WHAT TO WORK ON
What is the number of lines that include the word "document"? Provide only that figure.

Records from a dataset
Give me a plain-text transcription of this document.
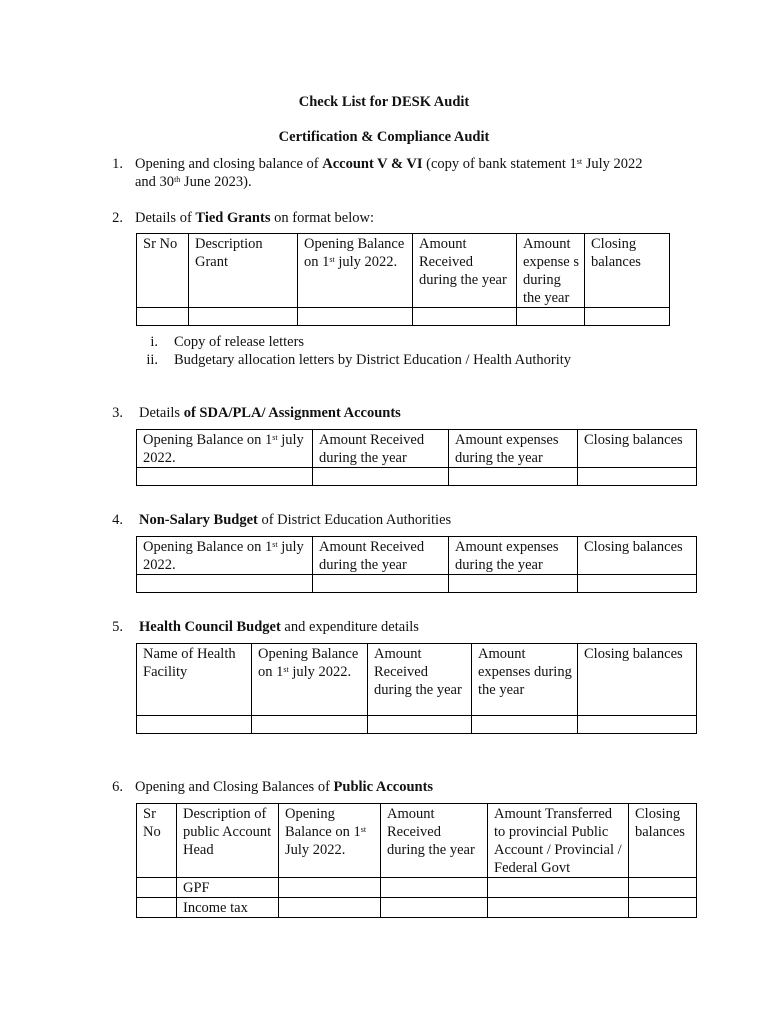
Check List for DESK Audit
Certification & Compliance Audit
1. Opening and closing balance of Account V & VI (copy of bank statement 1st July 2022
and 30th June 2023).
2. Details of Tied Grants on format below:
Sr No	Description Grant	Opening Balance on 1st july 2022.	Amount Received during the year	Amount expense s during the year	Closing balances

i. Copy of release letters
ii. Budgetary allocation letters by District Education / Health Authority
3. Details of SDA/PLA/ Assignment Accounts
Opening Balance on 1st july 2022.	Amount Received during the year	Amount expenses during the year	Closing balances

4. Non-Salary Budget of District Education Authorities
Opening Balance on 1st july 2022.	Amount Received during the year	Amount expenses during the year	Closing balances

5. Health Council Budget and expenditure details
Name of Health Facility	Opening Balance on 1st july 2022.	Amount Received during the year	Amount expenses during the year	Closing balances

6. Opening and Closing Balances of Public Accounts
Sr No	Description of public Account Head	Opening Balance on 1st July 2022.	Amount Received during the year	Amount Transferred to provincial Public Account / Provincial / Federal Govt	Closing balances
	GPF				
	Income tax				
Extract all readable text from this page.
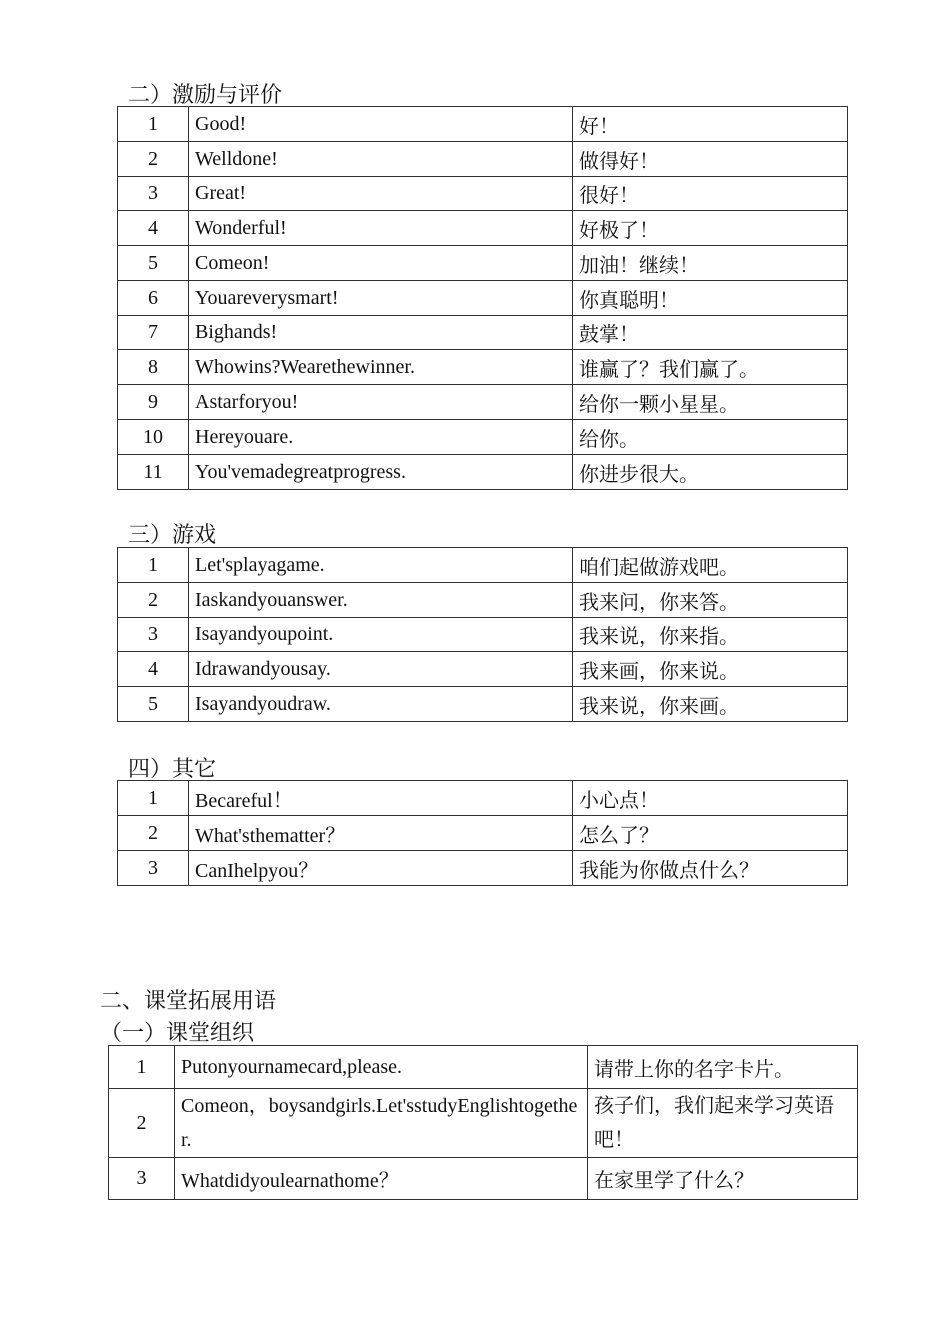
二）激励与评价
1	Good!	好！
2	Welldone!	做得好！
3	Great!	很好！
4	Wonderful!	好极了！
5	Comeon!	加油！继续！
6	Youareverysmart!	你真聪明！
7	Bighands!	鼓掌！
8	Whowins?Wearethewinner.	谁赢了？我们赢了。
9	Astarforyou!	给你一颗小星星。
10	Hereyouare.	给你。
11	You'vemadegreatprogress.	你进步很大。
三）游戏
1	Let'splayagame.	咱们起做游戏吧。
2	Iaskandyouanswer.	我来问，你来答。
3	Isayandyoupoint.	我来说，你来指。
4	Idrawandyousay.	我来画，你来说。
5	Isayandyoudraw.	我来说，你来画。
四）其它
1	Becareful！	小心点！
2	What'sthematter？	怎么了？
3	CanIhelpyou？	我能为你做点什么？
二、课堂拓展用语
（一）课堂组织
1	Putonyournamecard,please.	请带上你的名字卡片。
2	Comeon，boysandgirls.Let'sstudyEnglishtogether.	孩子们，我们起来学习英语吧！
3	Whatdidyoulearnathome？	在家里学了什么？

==

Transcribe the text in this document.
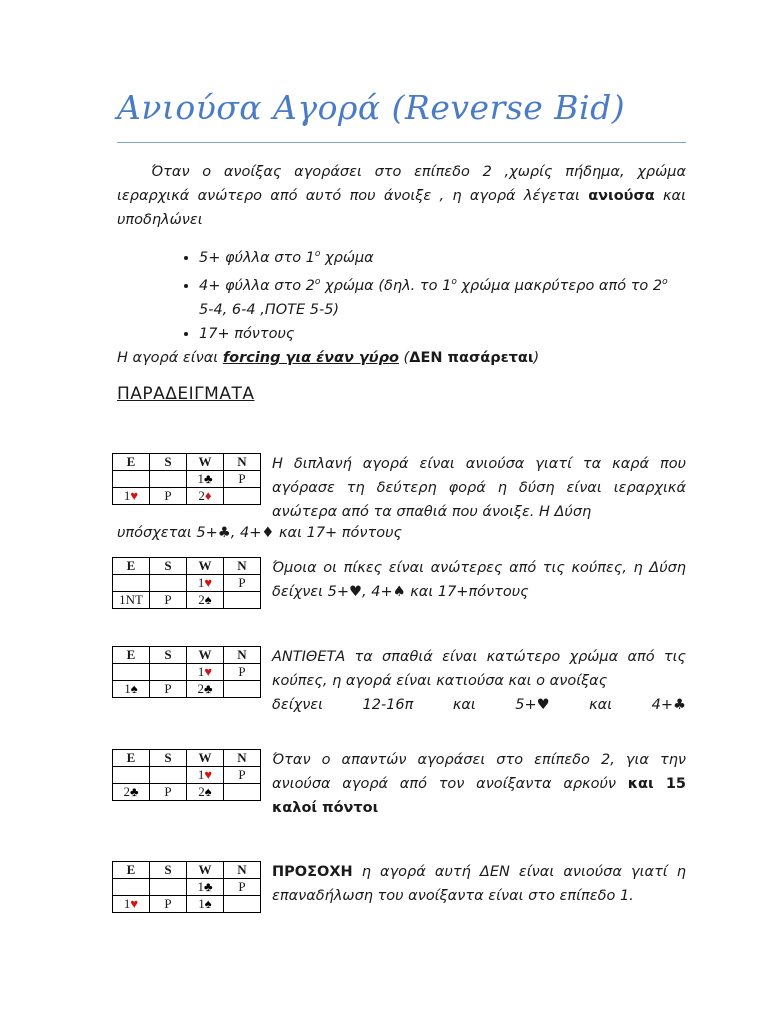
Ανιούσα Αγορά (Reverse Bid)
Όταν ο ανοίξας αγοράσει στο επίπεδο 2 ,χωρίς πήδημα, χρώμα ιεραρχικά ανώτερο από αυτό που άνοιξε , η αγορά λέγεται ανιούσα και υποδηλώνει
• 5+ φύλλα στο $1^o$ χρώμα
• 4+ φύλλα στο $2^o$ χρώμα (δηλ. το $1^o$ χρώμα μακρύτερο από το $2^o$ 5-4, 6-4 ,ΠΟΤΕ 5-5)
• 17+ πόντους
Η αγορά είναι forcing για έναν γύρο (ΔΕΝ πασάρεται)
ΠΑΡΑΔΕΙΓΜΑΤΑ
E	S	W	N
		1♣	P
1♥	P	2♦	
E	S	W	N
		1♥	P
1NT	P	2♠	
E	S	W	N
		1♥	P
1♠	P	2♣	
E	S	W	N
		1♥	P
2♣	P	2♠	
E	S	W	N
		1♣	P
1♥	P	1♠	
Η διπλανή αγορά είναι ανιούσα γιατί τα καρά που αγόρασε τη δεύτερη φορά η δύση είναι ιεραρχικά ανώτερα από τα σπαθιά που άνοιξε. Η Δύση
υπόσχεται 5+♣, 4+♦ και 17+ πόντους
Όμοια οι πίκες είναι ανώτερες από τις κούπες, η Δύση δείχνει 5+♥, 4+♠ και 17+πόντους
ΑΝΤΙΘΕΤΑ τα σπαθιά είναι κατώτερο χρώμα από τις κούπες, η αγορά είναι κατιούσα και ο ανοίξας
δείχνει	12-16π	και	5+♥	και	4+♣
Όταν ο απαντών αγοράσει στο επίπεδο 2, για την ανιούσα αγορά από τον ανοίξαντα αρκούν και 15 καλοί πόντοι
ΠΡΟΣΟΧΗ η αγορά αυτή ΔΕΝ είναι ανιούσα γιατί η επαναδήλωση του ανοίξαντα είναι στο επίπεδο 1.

FULL ANSWER
2